_TASK PROMPT_
For the data below, report the number of lines that contain the string "Units" and nothing else.

_RAW RECORDS_
━━━━━━━━━━━━━━━━
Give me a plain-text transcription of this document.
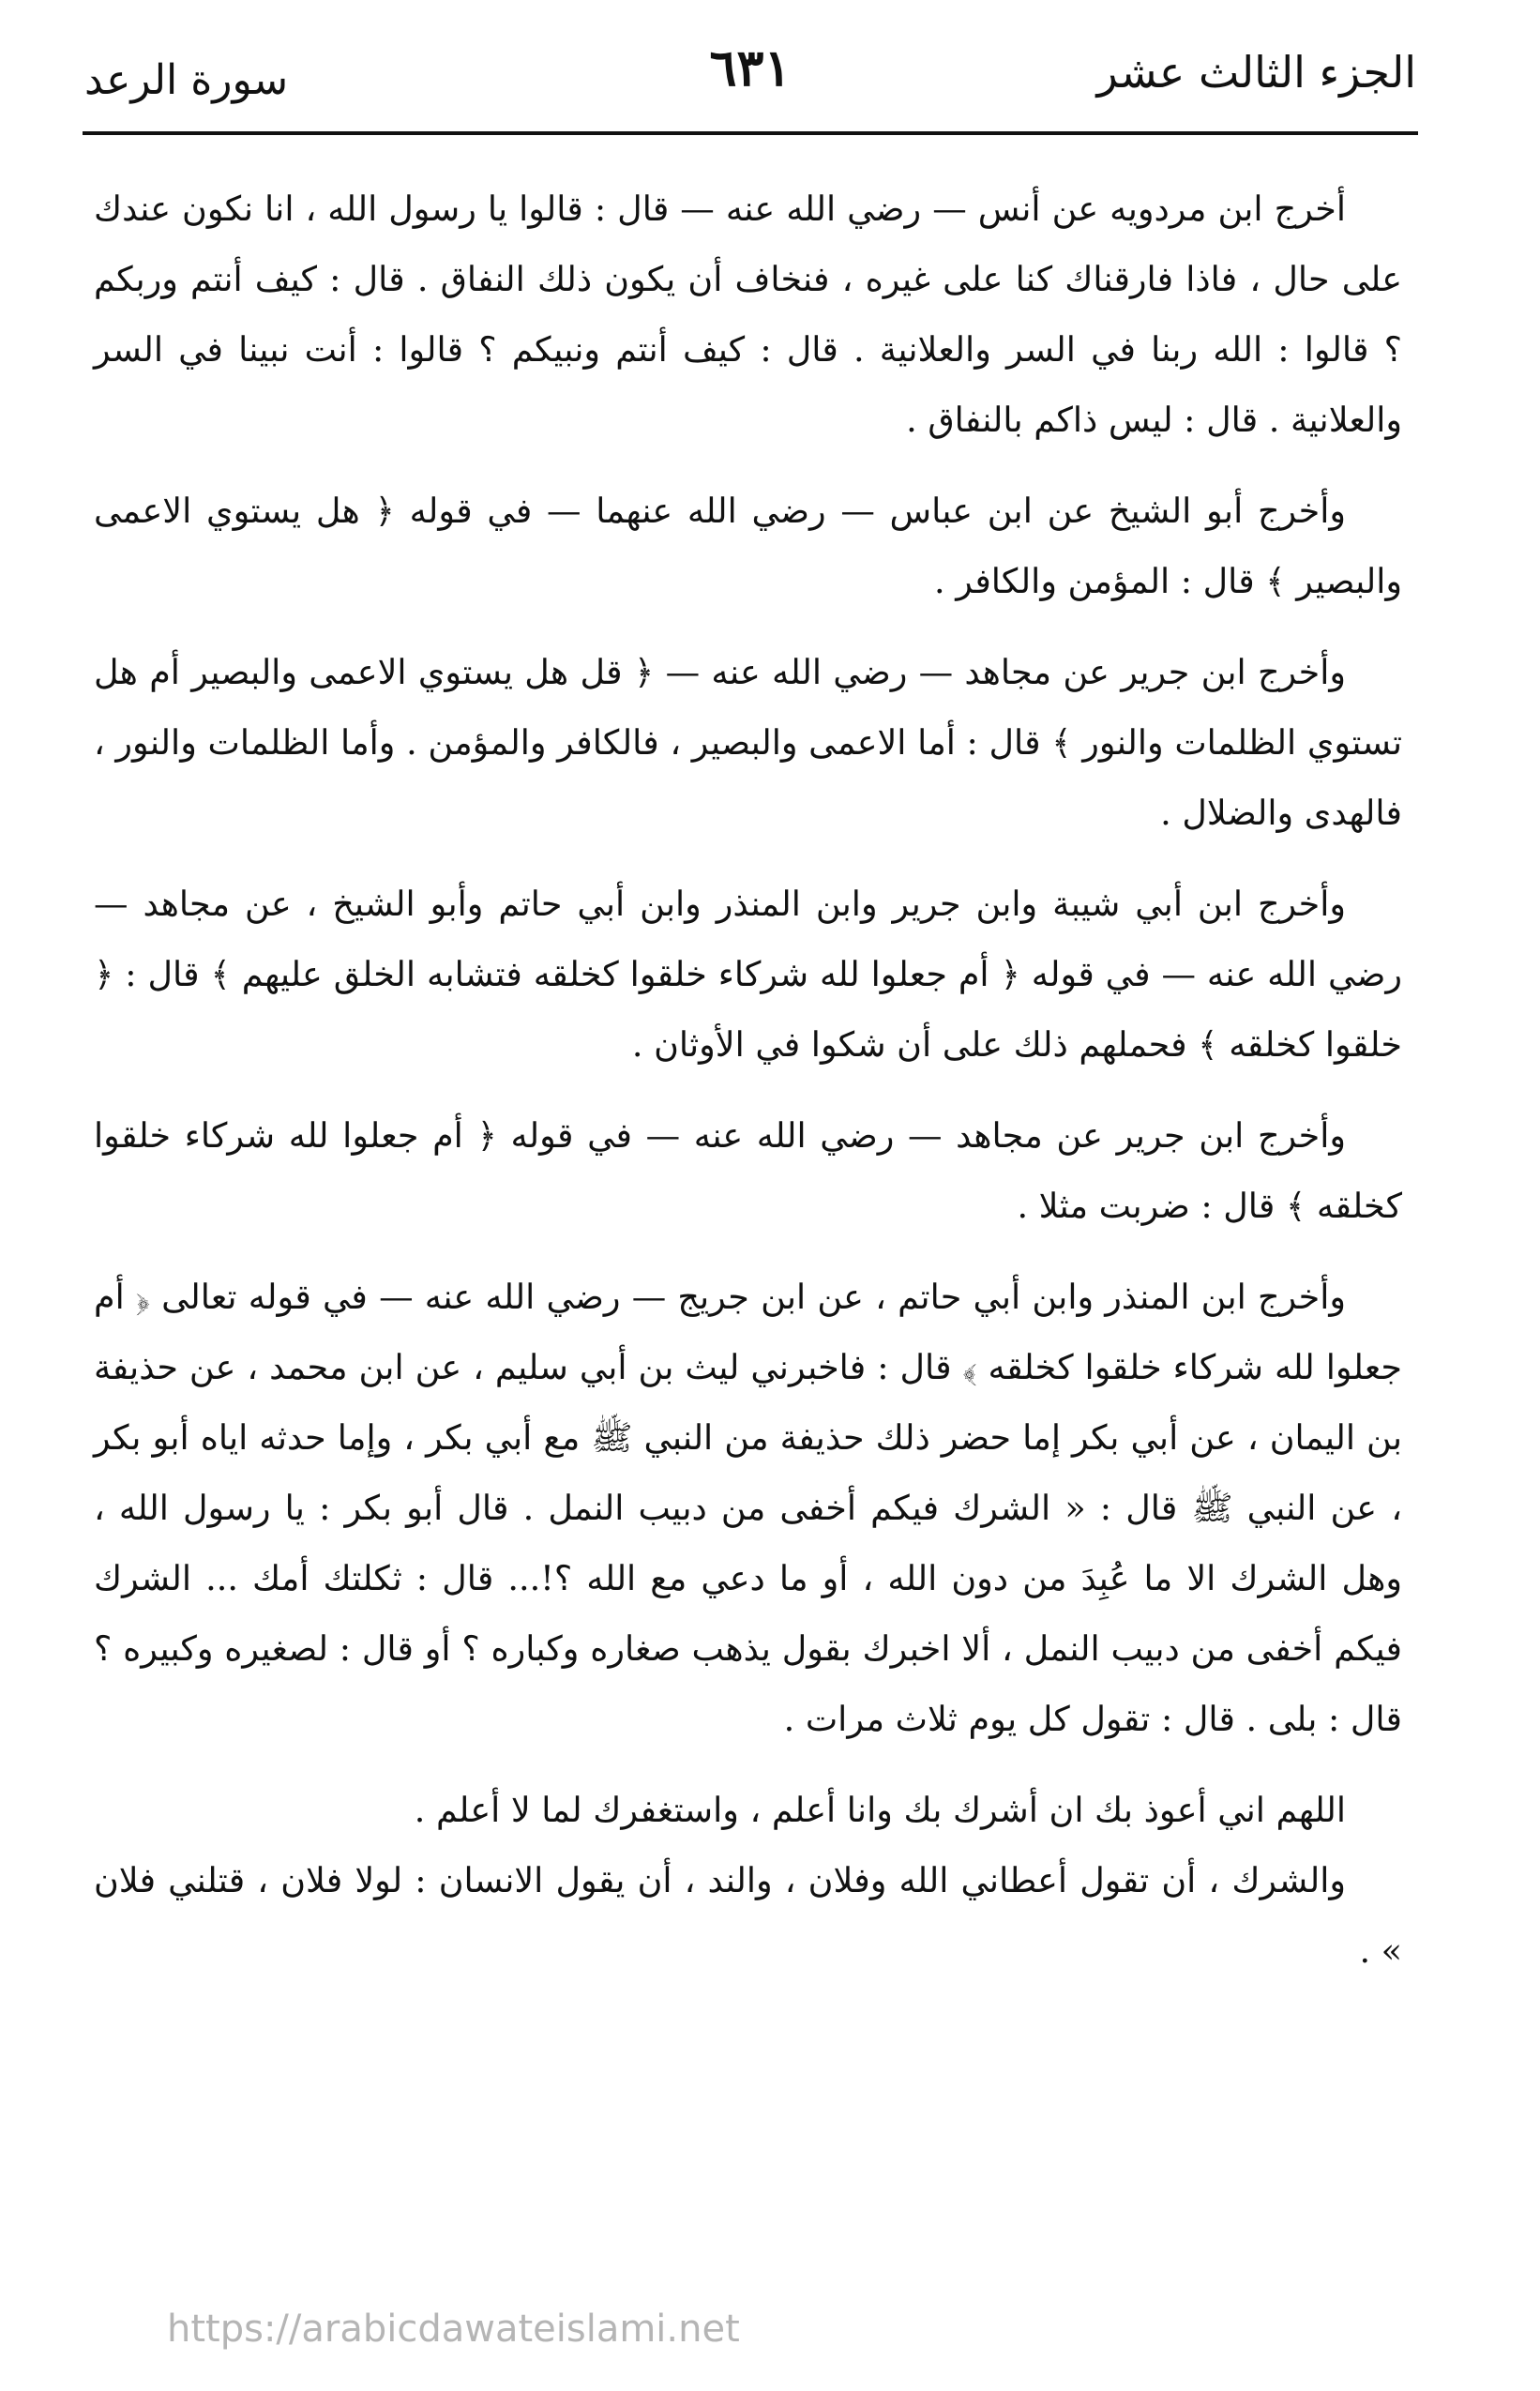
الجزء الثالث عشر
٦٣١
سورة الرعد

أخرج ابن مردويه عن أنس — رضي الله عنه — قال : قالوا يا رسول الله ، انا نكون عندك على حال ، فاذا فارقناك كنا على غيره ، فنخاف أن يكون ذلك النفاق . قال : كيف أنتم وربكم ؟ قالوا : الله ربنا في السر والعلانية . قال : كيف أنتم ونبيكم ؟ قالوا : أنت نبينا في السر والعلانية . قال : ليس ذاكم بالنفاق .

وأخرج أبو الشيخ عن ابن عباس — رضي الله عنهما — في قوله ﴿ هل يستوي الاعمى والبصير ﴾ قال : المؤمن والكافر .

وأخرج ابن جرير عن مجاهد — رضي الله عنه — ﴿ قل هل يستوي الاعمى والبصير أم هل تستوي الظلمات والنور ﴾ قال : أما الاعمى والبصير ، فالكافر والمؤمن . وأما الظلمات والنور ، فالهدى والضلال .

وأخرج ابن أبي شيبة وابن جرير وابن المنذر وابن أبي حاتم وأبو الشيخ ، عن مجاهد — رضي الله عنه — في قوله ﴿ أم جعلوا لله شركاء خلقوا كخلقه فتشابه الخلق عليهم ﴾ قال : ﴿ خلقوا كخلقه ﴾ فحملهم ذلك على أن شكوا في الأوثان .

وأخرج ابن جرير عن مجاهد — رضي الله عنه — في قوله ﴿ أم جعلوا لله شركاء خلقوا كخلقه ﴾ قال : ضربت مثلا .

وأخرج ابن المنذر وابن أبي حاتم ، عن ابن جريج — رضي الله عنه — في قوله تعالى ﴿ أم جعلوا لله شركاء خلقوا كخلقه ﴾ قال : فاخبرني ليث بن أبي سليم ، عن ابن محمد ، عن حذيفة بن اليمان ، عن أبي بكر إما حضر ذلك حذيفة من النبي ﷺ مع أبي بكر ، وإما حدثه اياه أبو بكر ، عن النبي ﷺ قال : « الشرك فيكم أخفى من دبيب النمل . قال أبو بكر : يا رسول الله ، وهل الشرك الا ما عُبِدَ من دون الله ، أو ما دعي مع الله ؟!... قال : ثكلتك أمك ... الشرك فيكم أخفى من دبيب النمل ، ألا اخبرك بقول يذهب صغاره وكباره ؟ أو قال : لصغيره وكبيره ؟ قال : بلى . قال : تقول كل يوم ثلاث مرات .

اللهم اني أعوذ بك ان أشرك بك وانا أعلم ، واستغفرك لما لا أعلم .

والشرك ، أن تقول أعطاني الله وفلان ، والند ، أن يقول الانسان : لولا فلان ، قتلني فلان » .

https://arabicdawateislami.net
━━━━━━━━━━━━━━━━
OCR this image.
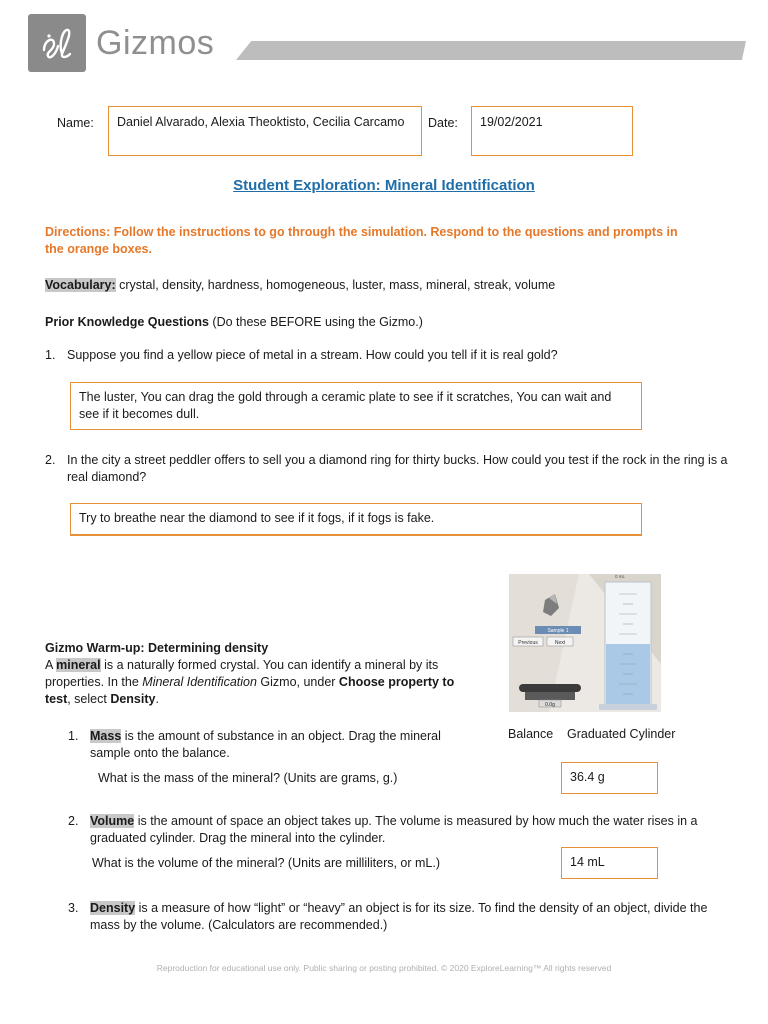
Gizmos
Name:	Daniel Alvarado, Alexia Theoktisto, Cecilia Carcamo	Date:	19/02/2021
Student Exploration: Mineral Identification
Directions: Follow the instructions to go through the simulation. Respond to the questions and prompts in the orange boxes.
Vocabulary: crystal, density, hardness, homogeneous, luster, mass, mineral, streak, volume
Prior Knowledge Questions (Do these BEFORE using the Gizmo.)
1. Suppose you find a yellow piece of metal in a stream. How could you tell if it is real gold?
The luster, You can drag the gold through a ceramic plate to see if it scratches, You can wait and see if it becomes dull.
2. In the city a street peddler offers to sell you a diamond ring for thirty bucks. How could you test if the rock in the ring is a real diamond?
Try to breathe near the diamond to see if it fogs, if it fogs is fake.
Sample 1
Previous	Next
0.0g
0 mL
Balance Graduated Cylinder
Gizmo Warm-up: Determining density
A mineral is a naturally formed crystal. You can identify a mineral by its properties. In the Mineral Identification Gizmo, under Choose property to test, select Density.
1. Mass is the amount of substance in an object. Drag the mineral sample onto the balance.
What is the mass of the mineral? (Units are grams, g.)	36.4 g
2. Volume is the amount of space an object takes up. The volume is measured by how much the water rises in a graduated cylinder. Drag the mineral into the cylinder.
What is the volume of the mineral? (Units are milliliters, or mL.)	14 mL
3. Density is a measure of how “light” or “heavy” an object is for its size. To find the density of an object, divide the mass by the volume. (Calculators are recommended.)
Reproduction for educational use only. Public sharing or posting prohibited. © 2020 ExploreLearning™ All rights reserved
━━━━━━━━━━━━━━━━
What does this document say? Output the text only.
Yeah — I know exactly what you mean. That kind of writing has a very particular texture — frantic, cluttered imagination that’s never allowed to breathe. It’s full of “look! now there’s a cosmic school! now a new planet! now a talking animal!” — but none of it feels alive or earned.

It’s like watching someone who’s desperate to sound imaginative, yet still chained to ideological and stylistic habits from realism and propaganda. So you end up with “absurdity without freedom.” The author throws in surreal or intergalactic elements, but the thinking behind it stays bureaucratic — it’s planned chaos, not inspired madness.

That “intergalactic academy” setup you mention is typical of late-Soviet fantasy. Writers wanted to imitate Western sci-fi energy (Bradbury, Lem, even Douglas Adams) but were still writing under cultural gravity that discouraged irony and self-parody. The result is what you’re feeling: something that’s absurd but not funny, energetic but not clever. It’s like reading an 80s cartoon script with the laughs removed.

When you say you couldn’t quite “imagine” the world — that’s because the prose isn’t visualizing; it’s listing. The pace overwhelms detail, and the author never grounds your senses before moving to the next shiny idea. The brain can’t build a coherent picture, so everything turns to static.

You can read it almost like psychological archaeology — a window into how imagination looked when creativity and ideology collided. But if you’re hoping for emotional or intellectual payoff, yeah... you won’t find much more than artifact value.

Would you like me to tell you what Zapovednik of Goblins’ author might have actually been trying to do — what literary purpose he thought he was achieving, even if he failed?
━━━━━━━━━━━━━━━━
_TASK ANSWER_
2